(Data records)
┄┄┄┄┄┄┄┄┄┄┄┄┄┄┄┄┄┄┄┄

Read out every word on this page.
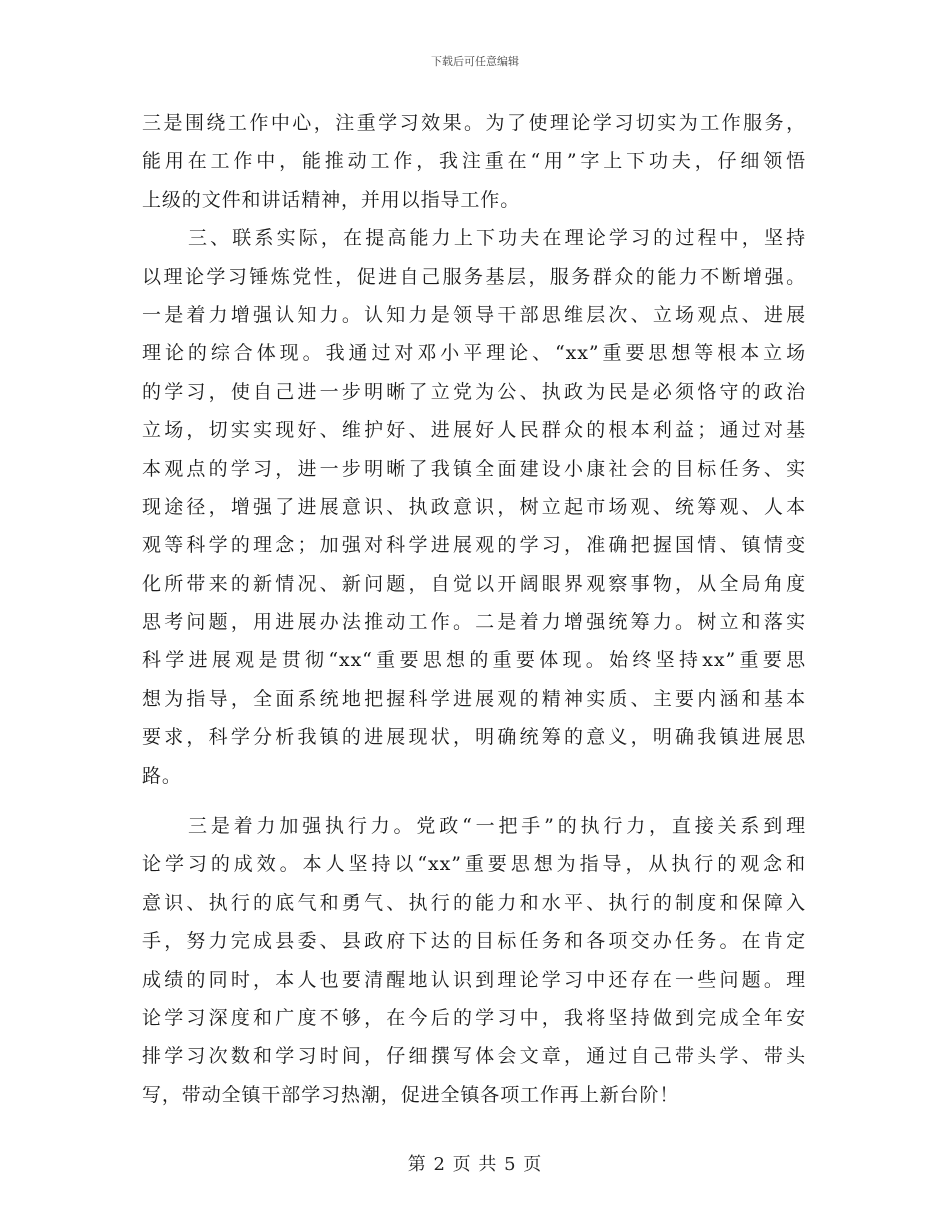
下载后可任意编辑
三是围绕工作中心，注重学习效果。为了使理论学习切实为工作服务，
能用在工作中，能推动工作，我注重在“用”字上下功夫，仔细领悟
上级的文件和讲话精神，并用以指导工作。
三、联系实际，在提高能力上下功夫在理论学习的过程中，坚持
以理论学习锤炼党性，促进自己服务基层，服务群众的能力不断增强。
一是着力增强认知力。认知力是领导干部思维层次、立场观点、进展
理论的综合体现。我通过对邓小平理论、“xx”重要思想等根本立场
的学习，使自己进一步明晰了立党为公、执政为民是必须恪守的政治
立场，切实实现好、维护好、进展好人民群众的根本利益；通过对基
本观点的学习，进一步明晰了我镇全面建设小康社会的目标任务、实
现途径，增强了进展意识、执政意识，树立起市场观、统筹观、人本
观等科学的理念；加强对科学进展观的学习，准确把握国情、镇情变
化所带来的新情况、新问题，自觉以开阔眼界观察事物，从全局角度
思考问题，用进展办法推动工作。二是着力增强统筹力。树立和落实
科学进展观是贯彻“xx“重要思想的重要体现。始终坚持xx”重要思
想为指导，全面系统地把握科学进展观的精神实质、主要内涵和基本
要求，科学分析我镇的进展现状，明确统筹的意义，明确我镇进展思
路。
三是着力加强执行力。党政“一把手”的执行力，直接关系到理
论学习的成效。本人坚持以“xx”重要思想为指导，从执行的观念和
意识、执行的底气和勇气、执行的能力和水平、执行的制度和保障入
手，努力完成县委、县政府下达的目标任务和各项交办任务。在肯定
成绩的同时，本人也要清醒地认识到理论学习中还存在一些问题。理
论学习深度和广度不够，在今后的学习中，我将坚持做到完成全年安
排学习次数和学习时间，仔细撰写体会文章，通过自己带头学、带头
写，带动全镇干部学习热潮，促进全镇各项工作再上新台阶！
第 2 页 共 5 页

┄┄┄┄┄┄┄┄┄┄┄┄┄┄┄┄┄┄┄┄

_Problem statement:_
Write out the records above exactly as they appear, leaving out any pictures.

_Exercise output:_
Read out every word on this page.
下载后可任意编辑
三是围绕工作中心，注重学习效果。为了使理论学习切实为工作服务，
能用在工作中，能推动工作，我注重在“用”字上下功夫，仔细领悟
上级的文件和讲话精神，并用以指导工作。
三、联系实际，在提高能力上下功夫在理论学习的过程中，坚持
以理论学习锤炼党性，促进自己服务基层，服务群众的能力不断增强。
一是着力增强认知力。认知力是领导干部思维层次、立场观点、进展
理论的综合体现。我通过对邓小平理论、“xx”重要思想等根本立场
的学习，使自己进一步明晰了立党为公、执政为民是必须恪守的政治
立场，切实实现好、维护好、进展好人民群众的根本利益；通过对基
本观点的学习，进一步明晰了我镇全面建设小康社会的目标任务、实
现途径，增强了进展意识、执政意识，树立起市场观、统筹观、人本
观等科学的理念；加强对科学进展观的学习，准确把握国情、镇情变
化所带来的新情况、新问题，自觉以开阔眼界观察事物，从全局角度
思考问题，用进展办法推动工作。二是着力增强统筹力。树立和落实
科学进展观是贯彻“xx“重要思想的重要体现。始终坚持xx”重要思
想为指导，全面系统地把握科学进展观的精神实质、主要内涵和基本
要求，科学分析我镇的进展现状，明确统筹的意义，明确我镇进展思
路。
三是着力加强执行力。党政“一把手”的执行力，直接关系到理
论学习的成效。本人坚持以“xx”重要思想为指导，从执行的观念和
意识、执行的底气和勇气、执行的能力和水平、执行的制度和保障入
手，努力完成县委、县政府下达的目标任务和各项交办任务。在肯定
成绩的同时，本人也要清醒地认识到理论学习中还存在一些问题。理
论学习深度和广度不够，在今后的学习中，我将坚持做到完成全年安
排学习次数和学习时间，仔细撰写体会文章，通过自己带头学、带头
写，带动全镇干部学习热潮，促进全镇各项工作再上新台阶！
第 2 页 共 5 页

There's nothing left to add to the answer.